** BEGIN DATA TO USE **

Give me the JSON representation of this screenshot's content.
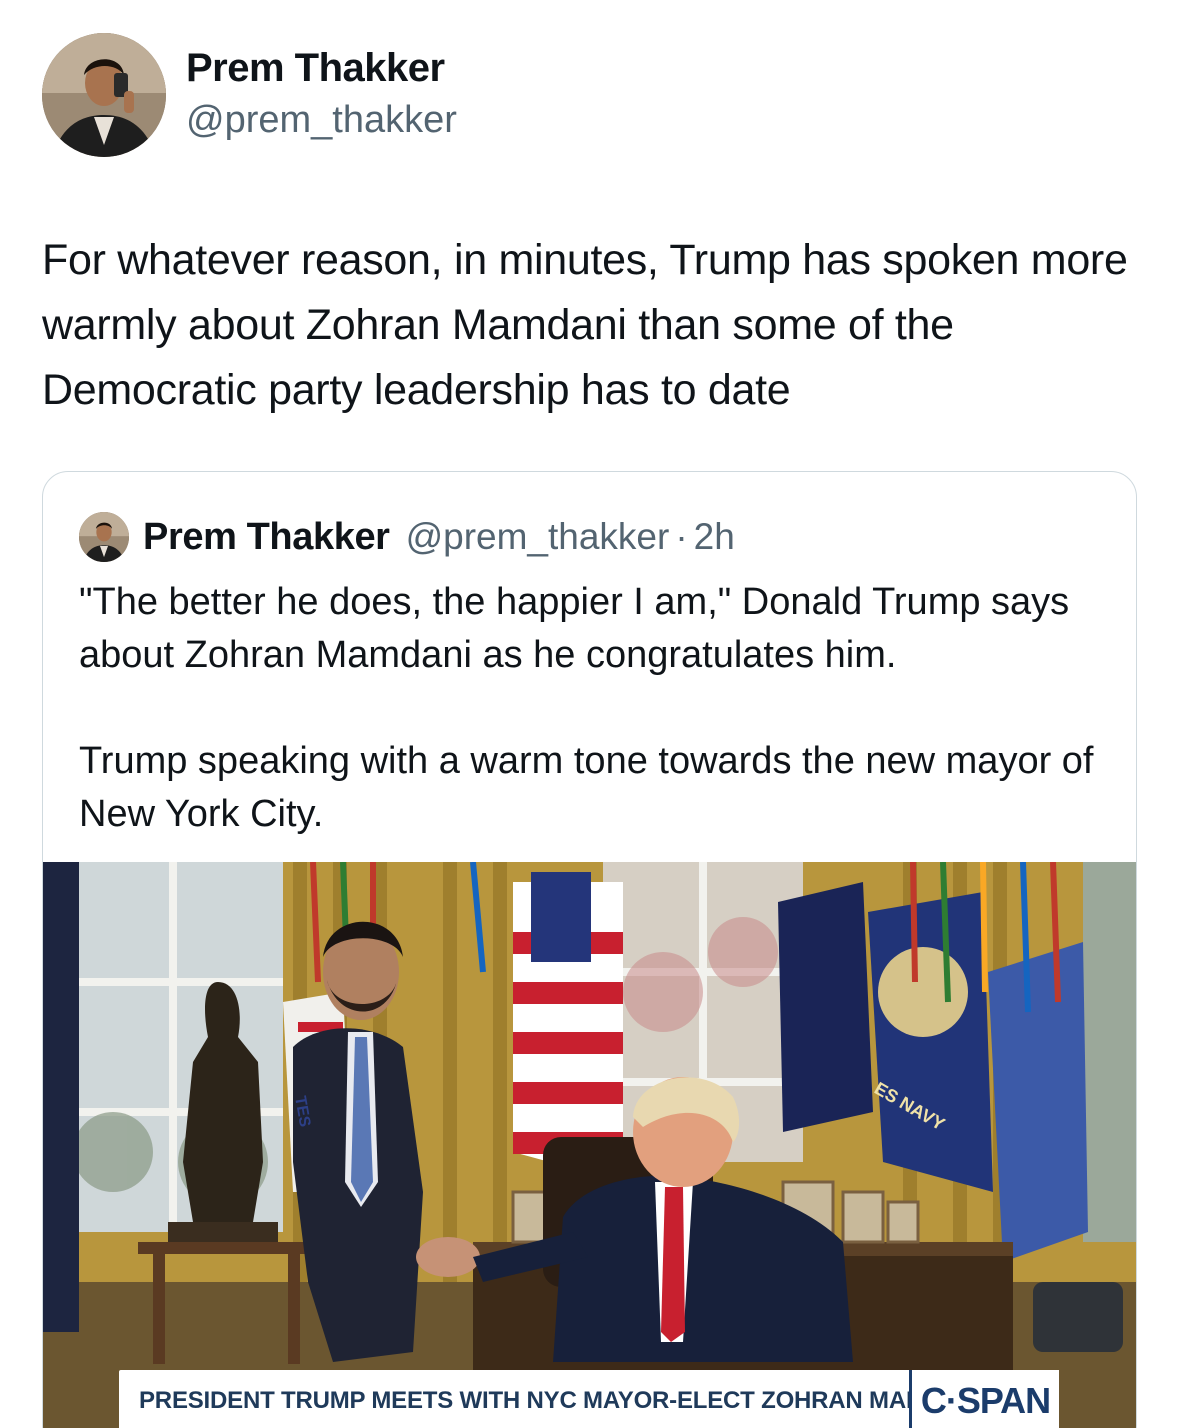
{
  "tweet": {
    "author": {
      "display_name": "Prem Thakker",
      "handle": "@prem_thakker",
      "avatar_icon": "profile-photo-icon"
    },
    "text": "For whatever reason, in minutes, Trump has spoken more warmly about Zohran Mamdani than some of the Democratic party leadership has to date"
  },
  "quoted_tweet": {
    "author": {
      "display_name": "Prem Thakker",
      "handle": "@prem_thakker",
      "separator": "·",
      "time": "2h"
    },
    "paragraphs": [
      "\"The better he does, the happier I am,\" Donald Trump says about Zohran Mamdani as he congratulates him.",
      "Trump speaking with a warm tone towards the new mayor of New York City."
    ],
    "media": {
      "caption": "PRESIDENT TRUMP MEETS WITH NYC MAYOR-ELECT ZOHRAN MAMDANI",
      "network_logo": "C·SPAN",
      "flag_text": "ES NAVY",
      "flag_text_left": "TES"
    }
  },
  "colors": {
    "text_primary": "#0f1419",
    "text_secondary": "#536471",
    "card_border": "#cfd9de",
    "cspan_blue": "#1b3c6b"
  }
}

** END DATA TO USE **

THE EXERCISE:
Set down the material above as is, without any pictures.

ANSWER:
Give me the JSON representation of this screenshot's content.
{
  "tweet": {
    "author": {
      "display_name": "Prem Thakker",
      "handle": "@prem_thakker",
      "avatar_icon": "profile-photo-icon"
    },
    "text": "For whatever reason, in minutes, Trump has spoken more warmly about Zohran Mamdani than some of the Democratic party leadership has to date"
  },
  "quoted_tweet": {
    "author": {
      "display_name": "Prem Thakker",
      "handle": "@prem_thakker",
      "separator": "·",
      "time": "2h"
    },
    "paragraphs": [
      "\"The better he does, the happier I am,\" Donald Trump says about Zohran Mamdani as he congratulates him.",
      "Trump speaking with a warm tone towards the new mayor of New York City."
    ],
    "media": {
      "caption": "PRESIDENT TRUMP MEETS WITH NYC MAYOR-ELECT ZOHRAN MAMDANI",
      "network_logo": "C·SPAN",
      "flag_text": "ES NAVY",
      "flag_text_left": "TES"
    }
  },
  "colors": {
    "text_primary": "#0f1419",
    "text_secondary": "#536471",
    "card_border": "#cfd9de",
    "cspan_blue": "#1b3c6b"
  }
}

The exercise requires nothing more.